• _WHAT THE EXERCISE ASKS_:
Provide an exact transcription of all the records.

• _DATA SUPPLIED_:
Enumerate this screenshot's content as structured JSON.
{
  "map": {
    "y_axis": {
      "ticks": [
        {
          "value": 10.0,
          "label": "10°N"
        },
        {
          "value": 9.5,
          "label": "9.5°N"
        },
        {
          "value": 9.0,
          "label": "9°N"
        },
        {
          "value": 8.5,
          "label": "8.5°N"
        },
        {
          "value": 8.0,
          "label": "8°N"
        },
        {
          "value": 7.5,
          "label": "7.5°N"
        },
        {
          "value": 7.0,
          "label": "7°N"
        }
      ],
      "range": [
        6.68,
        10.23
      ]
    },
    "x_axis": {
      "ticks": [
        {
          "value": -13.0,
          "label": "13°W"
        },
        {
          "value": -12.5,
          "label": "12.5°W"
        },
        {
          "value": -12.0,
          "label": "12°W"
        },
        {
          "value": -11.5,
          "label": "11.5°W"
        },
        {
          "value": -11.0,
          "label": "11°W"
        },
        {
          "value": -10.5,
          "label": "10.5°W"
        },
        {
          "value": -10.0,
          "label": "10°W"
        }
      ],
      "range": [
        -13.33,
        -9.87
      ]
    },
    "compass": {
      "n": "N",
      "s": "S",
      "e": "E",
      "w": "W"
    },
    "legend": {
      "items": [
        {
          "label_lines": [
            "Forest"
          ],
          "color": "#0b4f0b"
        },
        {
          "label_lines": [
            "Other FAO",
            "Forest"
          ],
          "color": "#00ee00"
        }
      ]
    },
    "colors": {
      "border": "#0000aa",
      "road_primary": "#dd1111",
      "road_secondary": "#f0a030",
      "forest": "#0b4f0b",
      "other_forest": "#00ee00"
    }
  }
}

• _ANSWER_:
Enumerate this screenshot's content as structured JSON.
{
  "map": {
    "y_axis": {
      "ticks": [
        {
          "value": 10.0,
          "label": "10°N"
        },
        {
          "value": 9.5,
          "label": "9.5°N"
        },
        {
          "value": 9.0,
          "label": "9°N"
        },
        {
          "value": 8.5,
          "label": "8.5°N"
        },
        {
          "value": 8.0,
          "label": "8°N"
        },
        {
          "value": 7.5,
          "label": "7.5°N"
        },
        {
          "value": 7.0,
          "label": "7°N"
        }
      ],
      "range": [
        6.68,
        10.23
      ]
    },
    "x_axis": {
      "ticks": [
        {
          "value": -13.0,
          "label": "13°W"
        },
        {
          "value": -12.5,
          "label": "12.5°W"
        },
        {
          "value": -12.0,
          "label": "12°W"
        },
        {
          "value": -11.5,
          "label": "11.5°W"
        },
        {
          "value": -11.0,
          "label": "11°W"
        },
        {
          "value": -10.5,
          "label": "10.5°W"
        },
        {
          "value": -10.0,
          "label": "10°W"
        }
      ],
      "range": [
        -13.33,
        -9.87
      ]
    },
    "compass": {
      "n": "N",
      "s": "S",
      "e": "E",
      "w": "W"
    },
    "legend": {
      "items": [
        {
          "label_lines": [
            "Forest"
          ],
          "color": "#0b4f0b"
        },
        {
          "label_lines": [
            "Other FAO",
            "Forest"
          ],
          "color": "#00ee00"
        }
      ]
    },
    "colors": {
      "border": "#0000aa",
      "road_primary": "#dd1111",
      "road_secondary": "#f0a030",
      "forest": "#0b4f0b",
      "other_forest": "#00ee00"
    }
  }
}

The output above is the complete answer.